>> START Dataset

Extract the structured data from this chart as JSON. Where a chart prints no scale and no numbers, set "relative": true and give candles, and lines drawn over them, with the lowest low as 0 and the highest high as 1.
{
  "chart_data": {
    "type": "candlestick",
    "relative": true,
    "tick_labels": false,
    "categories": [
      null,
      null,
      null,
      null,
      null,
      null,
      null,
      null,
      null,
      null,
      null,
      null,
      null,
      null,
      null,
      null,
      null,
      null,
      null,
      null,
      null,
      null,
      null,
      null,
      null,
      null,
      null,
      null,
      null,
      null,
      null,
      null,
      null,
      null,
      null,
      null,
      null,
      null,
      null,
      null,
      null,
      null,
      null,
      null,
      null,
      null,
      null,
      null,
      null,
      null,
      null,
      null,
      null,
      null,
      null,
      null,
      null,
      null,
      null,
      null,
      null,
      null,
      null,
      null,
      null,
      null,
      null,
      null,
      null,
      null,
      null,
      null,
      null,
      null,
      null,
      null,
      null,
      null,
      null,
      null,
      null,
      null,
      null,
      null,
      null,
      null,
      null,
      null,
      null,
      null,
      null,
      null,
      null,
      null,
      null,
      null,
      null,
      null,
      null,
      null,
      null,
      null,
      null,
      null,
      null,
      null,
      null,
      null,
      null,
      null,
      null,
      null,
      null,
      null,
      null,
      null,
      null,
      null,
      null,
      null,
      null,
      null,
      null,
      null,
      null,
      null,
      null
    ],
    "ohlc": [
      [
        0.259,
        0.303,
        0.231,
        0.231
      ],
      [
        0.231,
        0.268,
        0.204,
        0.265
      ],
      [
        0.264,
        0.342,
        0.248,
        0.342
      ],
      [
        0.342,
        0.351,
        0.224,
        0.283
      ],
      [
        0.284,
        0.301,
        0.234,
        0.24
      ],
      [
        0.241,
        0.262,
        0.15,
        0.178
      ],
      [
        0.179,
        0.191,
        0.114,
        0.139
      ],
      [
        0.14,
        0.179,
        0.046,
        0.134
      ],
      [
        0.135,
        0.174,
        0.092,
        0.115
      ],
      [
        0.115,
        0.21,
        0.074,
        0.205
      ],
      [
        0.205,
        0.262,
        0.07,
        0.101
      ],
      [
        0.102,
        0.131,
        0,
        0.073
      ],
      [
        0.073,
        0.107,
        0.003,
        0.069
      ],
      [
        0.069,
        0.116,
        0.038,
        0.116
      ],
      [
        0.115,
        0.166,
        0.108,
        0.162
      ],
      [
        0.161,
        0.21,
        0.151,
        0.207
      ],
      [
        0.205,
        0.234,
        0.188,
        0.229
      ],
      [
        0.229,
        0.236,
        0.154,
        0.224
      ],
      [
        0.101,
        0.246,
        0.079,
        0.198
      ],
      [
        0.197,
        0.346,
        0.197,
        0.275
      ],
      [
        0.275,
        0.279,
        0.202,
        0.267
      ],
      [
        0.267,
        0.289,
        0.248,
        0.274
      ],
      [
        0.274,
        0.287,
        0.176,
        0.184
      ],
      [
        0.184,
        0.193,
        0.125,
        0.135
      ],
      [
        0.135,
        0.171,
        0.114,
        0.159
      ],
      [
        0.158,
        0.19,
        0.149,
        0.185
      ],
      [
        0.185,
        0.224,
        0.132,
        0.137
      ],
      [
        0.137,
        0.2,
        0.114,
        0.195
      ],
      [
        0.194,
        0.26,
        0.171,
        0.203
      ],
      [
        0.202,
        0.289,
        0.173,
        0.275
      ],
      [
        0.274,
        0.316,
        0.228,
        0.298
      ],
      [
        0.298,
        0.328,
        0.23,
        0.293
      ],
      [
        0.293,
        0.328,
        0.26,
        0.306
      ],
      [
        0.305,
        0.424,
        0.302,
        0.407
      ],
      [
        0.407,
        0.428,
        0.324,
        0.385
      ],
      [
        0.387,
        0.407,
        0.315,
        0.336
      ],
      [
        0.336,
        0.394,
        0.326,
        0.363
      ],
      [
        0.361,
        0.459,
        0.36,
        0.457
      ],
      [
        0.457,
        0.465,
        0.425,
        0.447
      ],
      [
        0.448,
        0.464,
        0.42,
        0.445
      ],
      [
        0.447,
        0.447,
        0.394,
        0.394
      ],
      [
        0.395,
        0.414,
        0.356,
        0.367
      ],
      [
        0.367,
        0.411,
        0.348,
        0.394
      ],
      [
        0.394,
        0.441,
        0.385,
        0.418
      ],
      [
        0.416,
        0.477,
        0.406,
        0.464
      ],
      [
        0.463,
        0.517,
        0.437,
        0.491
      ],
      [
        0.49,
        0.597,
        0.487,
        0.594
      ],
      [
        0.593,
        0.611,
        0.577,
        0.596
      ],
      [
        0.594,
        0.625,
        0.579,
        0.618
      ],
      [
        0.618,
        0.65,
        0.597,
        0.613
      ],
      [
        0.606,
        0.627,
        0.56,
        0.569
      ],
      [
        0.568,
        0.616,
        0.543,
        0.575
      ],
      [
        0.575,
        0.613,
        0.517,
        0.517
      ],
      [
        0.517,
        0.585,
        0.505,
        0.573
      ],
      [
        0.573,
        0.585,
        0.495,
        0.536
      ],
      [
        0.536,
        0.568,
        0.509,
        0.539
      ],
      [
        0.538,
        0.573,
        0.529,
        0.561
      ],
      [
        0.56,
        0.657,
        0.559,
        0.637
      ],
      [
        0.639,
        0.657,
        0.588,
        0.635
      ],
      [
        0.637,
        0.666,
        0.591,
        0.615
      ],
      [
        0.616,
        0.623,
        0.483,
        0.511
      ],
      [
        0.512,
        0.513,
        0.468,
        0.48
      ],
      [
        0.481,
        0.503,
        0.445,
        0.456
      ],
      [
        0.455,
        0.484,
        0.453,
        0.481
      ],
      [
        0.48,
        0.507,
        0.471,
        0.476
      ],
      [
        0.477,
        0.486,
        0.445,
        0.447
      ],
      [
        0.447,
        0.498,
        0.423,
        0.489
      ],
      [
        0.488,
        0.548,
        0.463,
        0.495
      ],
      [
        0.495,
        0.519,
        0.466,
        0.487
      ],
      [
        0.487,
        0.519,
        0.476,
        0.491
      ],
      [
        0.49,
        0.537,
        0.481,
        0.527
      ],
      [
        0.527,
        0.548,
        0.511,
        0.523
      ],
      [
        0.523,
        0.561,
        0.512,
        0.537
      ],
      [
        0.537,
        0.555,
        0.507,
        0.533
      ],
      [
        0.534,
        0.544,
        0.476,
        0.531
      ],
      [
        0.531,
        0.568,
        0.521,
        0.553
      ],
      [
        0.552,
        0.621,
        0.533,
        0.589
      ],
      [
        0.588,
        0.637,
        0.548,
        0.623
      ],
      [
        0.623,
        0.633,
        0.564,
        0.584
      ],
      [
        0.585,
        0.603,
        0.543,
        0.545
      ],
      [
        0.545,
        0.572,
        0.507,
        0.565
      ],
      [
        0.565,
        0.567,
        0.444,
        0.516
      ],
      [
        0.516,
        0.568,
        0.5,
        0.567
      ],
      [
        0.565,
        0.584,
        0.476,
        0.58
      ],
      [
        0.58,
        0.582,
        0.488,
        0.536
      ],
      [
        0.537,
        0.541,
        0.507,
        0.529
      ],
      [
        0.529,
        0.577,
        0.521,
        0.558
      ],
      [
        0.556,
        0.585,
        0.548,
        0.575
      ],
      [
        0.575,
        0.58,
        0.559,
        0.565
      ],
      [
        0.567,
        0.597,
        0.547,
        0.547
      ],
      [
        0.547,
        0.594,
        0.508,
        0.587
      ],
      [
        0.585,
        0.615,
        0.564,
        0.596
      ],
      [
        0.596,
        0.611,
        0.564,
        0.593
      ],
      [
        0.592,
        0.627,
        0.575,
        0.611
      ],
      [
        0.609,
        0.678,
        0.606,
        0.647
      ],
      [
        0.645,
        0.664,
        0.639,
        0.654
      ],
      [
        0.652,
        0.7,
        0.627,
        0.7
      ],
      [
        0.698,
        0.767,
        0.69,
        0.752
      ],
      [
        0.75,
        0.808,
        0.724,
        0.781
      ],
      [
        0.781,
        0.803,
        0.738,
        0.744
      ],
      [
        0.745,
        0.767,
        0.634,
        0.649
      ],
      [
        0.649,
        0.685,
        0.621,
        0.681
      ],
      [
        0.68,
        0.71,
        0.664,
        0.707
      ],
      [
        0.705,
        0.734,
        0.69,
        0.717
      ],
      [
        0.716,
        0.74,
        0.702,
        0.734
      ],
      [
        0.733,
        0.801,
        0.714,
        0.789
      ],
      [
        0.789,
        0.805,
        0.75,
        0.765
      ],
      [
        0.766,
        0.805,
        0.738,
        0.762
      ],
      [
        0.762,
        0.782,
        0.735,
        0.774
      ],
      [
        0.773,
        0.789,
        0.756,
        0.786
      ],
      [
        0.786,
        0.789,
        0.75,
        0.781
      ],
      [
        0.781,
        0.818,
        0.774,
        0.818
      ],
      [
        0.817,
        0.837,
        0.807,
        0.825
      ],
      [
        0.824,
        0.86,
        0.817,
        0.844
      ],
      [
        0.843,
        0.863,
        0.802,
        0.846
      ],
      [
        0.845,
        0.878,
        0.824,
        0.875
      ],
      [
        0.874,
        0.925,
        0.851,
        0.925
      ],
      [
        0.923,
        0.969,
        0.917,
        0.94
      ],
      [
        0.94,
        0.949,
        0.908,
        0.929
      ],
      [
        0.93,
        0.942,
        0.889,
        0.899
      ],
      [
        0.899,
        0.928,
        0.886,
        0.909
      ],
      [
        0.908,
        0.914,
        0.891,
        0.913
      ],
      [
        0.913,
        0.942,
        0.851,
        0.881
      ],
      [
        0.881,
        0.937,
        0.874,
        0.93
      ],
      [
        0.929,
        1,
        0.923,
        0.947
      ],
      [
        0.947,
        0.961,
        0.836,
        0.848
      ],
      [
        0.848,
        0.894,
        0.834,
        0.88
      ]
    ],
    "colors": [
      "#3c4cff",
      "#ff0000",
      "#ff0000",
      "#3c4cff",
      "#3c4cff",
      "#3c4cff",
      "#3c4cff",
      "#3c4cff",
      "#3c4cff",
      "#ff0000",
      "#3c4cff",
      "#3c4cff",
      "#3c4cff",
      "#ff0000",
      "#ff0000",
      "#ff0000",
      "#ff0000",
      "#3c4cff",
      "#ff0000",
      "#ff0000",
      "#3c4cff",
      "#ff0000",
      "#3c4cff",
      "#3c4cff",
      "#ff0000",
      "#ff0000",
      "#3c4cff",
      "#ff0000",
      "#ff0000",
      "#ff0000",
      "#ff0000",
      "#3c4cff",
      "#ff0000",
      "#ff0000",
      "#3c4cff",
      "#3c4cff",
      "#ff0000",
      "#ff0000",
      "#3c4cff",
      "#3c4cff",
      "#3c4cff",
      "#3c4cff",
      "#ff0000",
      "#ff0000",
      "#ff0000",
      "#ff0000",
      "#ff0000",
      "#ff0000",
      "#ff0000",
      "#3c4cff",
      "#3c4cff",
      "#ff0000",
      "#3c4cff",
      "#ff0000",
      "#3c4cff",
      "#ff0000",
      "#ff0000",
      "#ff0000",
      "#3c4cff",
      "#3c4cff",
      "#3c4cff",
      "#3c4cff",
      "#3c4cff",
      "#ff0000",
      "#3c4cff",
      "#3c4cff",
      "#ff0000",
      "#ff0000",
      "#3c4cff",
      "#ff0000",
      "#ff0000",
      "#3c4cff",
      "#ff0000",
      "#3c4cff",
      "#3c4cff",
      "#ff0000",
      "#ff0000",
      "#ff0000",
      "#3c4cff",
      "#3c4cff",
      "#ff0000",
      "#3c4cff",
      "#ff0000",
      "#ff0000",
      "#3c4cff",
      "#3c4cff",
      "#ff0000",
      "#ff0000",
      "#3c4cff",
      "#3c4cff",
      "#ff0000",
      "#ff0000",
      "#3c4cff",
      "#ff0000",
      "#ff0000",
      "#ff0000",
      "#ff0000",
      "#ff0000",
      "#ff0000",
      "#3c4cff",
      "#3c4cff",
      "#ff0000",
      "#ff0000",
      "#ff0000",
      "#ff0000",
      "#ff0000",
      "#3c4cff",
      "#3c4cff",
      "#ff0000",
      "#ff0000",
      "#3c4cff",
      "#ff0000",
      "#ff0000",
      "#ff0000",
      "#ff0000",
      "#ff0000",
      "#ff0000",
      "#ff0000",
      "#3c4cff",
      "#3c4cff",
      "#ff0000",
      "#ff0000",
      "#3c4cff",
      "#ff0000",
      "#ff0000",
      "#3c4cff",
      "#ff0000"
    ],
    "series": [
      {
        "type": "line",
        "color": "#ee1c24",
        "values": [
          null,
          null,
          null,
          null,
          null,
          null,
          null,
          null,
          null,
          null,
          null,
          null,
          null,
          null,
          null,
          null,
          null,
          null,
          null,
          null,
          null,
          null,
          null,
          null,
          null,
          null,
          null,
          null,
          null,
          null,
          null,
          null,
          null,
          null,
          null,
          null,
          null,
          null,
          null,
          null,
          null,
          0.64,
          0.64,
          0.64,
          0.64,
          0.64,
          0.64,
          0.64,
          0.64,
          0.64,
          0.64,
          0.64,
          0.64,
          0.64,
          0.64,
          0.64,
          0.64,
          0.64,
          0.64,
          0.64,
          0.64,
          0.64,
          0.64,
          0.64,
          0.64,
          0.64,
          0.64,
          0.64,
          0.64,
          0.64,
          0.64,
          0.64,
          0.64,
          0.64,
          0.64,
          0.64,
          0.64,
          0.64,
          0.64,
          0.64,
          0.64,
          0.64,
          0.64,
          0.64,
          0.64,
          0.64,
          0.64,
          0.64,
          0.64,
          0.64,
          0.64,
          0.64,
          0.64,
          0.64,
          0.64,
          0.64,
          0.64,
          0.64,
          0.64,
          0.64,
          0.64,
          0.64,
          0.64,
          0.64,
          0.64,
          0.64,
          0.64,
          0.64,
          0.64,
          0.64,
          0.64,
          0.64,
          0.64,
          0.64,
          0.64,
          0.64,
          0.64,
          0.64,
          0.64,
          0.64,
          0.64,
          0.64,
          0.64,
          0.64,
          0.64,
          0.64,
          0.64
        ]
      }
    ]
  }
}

>> END Dataset

» Task goal: State how many lines of the listing include the word "true". Reply with the number alone.

» Solution to this problem: 2